• **Job**
All lines holding the string "speaking" are to be shown.

(Dataset items)
------------------------------------------------------------------------

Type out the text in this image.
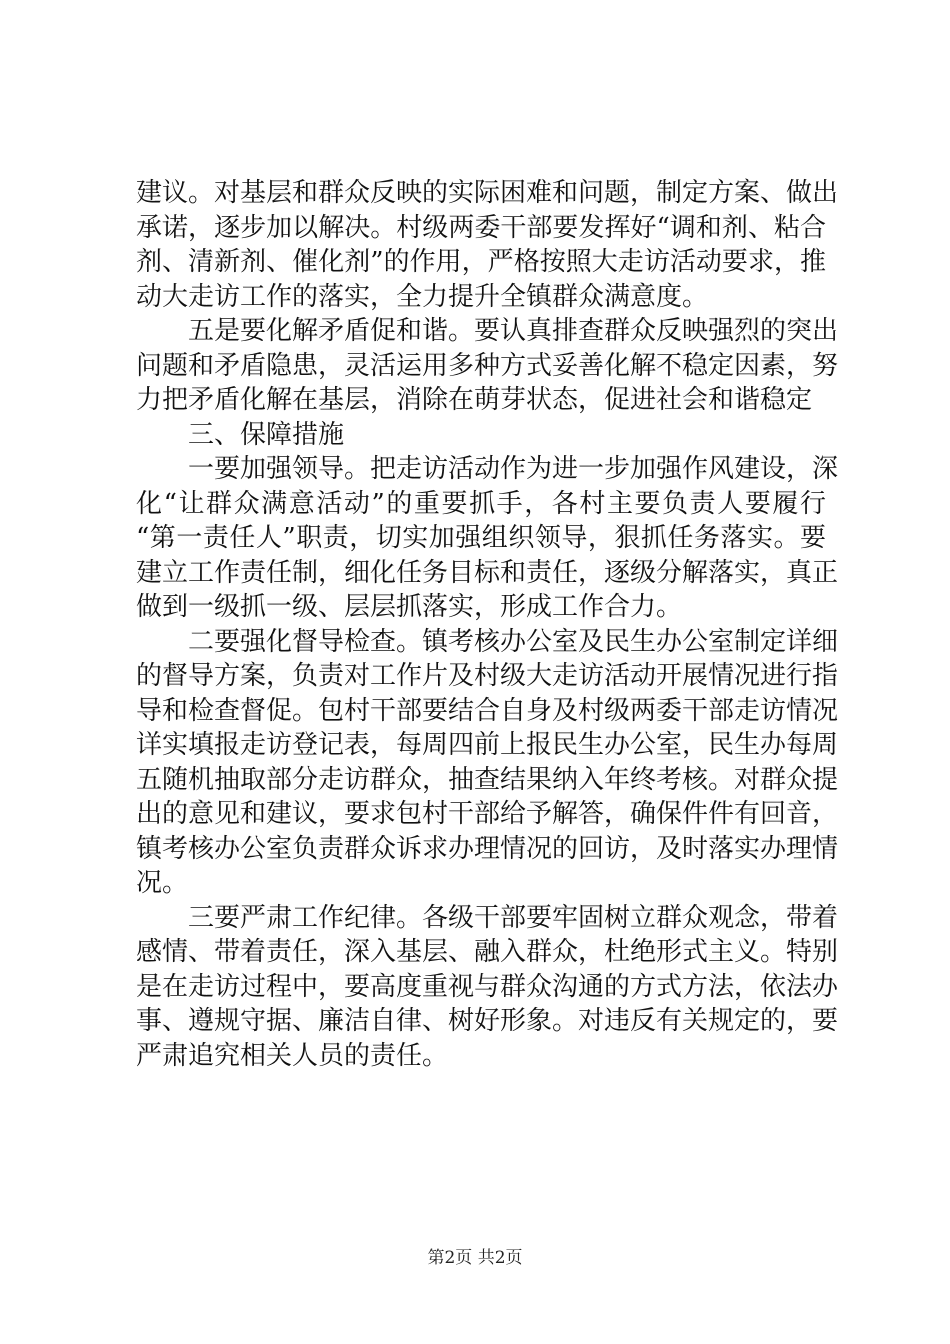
建议。对基层和群众反映的实际困难和问题，制定方案、做出
承诺，逐步加以解决。村级两委干部要发挥好“调和剂、粘合
剂、清新剂、催化剂”的作用，严格按照大走访活动要求，推
动大走访工作的落实，全力提升全镇群众满意度。
五是要化解矛盾促和谐。要认真排查群众反映强烈的突出
问题和矛盾隐患，灵活运用多种方式妥善化解不稳定因素，努
力把矛盾化解在基层，消除在萌芽状态，促进社会和谐稳定
三、保障措施
一要加强领导。把走访活动作为进一步加强作风建设，深
化“让群众满意活动”的重要抓手，各村主要负责人要履行
“第一责任人”职责，切实加强组织领导，狠抓任务落实。要
建立工作责任制，细化任务目标和责任，逐级分解落实，真正
做到一级抓一级、层层抓落实，形成工作合力。
二要强化督导检查。镇考核办公室及民生办公室制定详细
的督导方案，负责对工作片及村级大走访活动开展情况进行指
导和检查督促。包村干部要结合自身及村级两委干部走访情况
详实填报走访登记表，每周四前上报民生办公室，民生办每周
五随机抽取部分走访群众，抽查结果纳入年终考核。对群众提
出的意见和建议，要求包村干部给予解答，确保件件有回音，
镇考核办公室负责群众诉求办理情况的回访，及时落实办理情
况。
三要严肃工作纪律。各级干部要牢固树立群众观念，带着
感情、带着责任，深入基层、融入群众，杜绝形式主义。特别
是在走访过程中，要高度重视与群众沟通的方式方法，依法办
事、遵规守据、廉洁自律、树好形象。对违反有关规定的，要
严肃追究相关人员的责任。
第2页 共2页
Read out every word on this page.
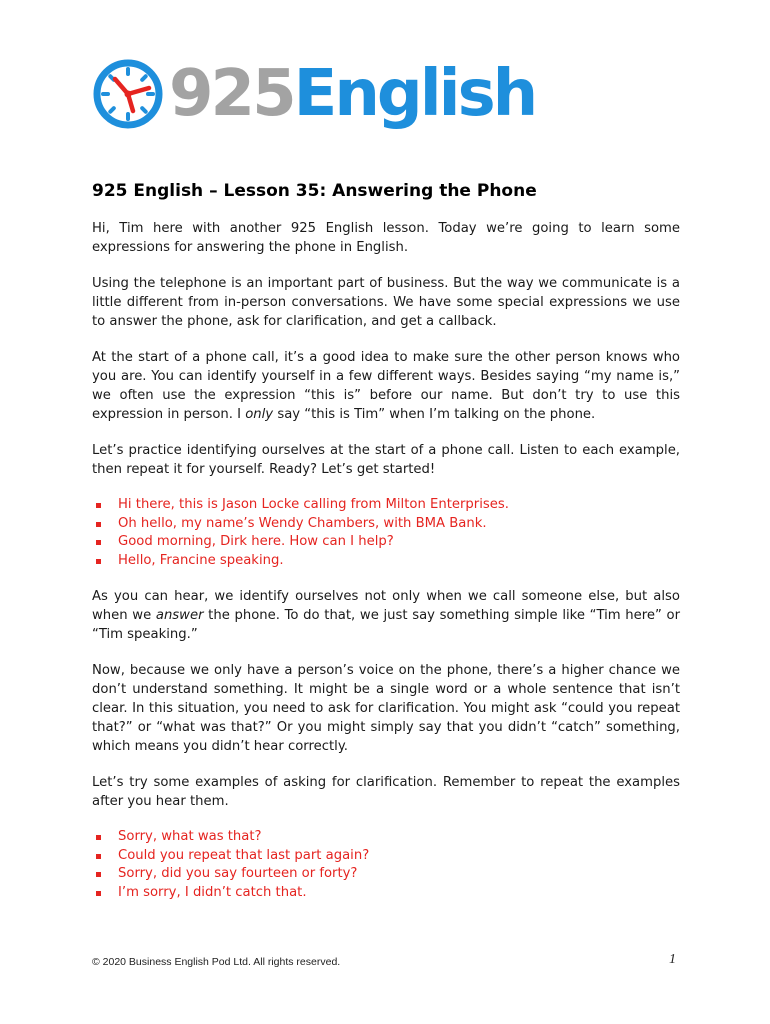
925English
925 English – Lesson 35: Answering the Phone

Hi, Tim here with another 925 English lesson. Today we’re going to learn some expressions for answering the phone in English.

Using the telephone is an important part of business. But the way we communicate is a little different from in-person conversations. We have some special expressions we use to answer the phone, ask for clarification, and get a callback.

At the start of a phone call, it’s a good idea to make sure the other person knows who you are. You can identify yourself in a few different ways. Besides saying “my name is,” we often use the expression “this is” before our name. But don’t try to use this expression in person. I only say “this is Tim” when I’m talking on the phone.

Let’s practice identifying ourselves at the start of a phone call. Listen to each example, then repeat it for yourself. Ready? Let’s get started!

Hi there, this is Jason Locke calling from Milton Enterprises.
Oh hello, my name’s Wendy Chambers, with BMA Bank.
Good morning, Dirk here. How can I help?
Hello, Francine speaking.

As you can hear, we identify ourselves not only when we call someone else, but also when we answer the phone. To do that, we just say something simple like “Tim here” or “Tim speaking.”

Now, because we only have a person’s voice on the phone, there’s a higher chance we don’t understand something. It might be a single word or a whole sentence that isn’t clear. In this situation, you need to ask for clarification. You might ask “could you repeat that?” or “what was that?” Or you might simply say that you didn’t “catch” something, which means you didn’t hear correctly.

Let’s try some examples of asking for clarification. Remember to repeat the examples after you hear them.

Sorry, what was that?
Could you repeat that last part again?
Sorry, did you say fourteen or forty?
I’m sorry, I didn’t catch that.
© 2020 Business English Pod Ltd. All rights reserved.	1
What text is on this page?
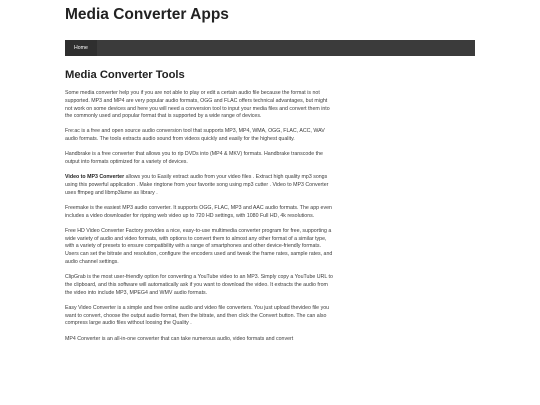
Media Converter Apps
Home
Media Converter Tools

Some media converter help you if you are not able to play or edit a certain audio file because the format is not supported. MP3 and MP4 are very popular audio formats, OGG and FLAC offers technical advantages, but might not work on some devices and here you will need a conversion tool to input your media files and convert them into the commonly used and popular format that is supported by a wide range of devices.

Fre:ac is a free and open source audio conversion tool that supports MP3, MP4, WMA, OGG, FLAC, ACC, WAV audio formats. The tools extracts audio sound from videos quickly and easily for the highest quality.

Handbrake is a free converter that allows you to rip DVDs into (MP4 & MKV) formats. Handbrake transcode the output into formats optimized for a variety of devices.

Video to MP3 Converter allows you to Easily extract audio from your video files . Extract high quality mp3 songs using this powerful application . Make ringtone from your favorite song using mp3 cutter . Video to MP3 Converter uses ffmpeg and libmp3lame as library .

Freemake is the easiest MP3 audio converter. It supports OGG, FLAC, MP3 and AAC audio formats. The app even includes a video downloader for ripping web video up to 720 HD settings, with 1080 Full HD, 4k resolutions.

Free HD Video Converter Factory provides a nice, easy-to-use multimedia converter program for free, supporting a wide variety of audio and video formats, with options to convert them to almost any other format of a similar type, with a variety of presets to ensure compatibility with a range of smartphones and other device-friendly formats. Users can set the bitrate and resolution, configure the encoders used and tweak the frame rates, sample rates, and audio channel settings.

ClipGrab is the most user-friendly option for converting a YouTube video to an MP3. Simply copy a YouTube URL to the clipboard, and this software will automatically ask if you want to download the video. It extracts the audio from the video into include MP3, MPEG4 and WMV audio formats.

Easy Video Converter is a simple and free online audio and video file converters. You just upload thevideo file you want to convert, choose the output audio format, then the bitrate, and then click the Convert button. The can also compress large audio files without loosing the Quality .

MP4 Converter is an all-in-one converter that can take numerous audio, video formats and convert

------------------------------------------------------------------------

• **Correct answer**
Hello, Francine speaking.
As you can hear, we identify ourselves not only when we call someone else, but also when we answer the phone. To do that, we just say something simple like “Tim here” or “Tim speaking.”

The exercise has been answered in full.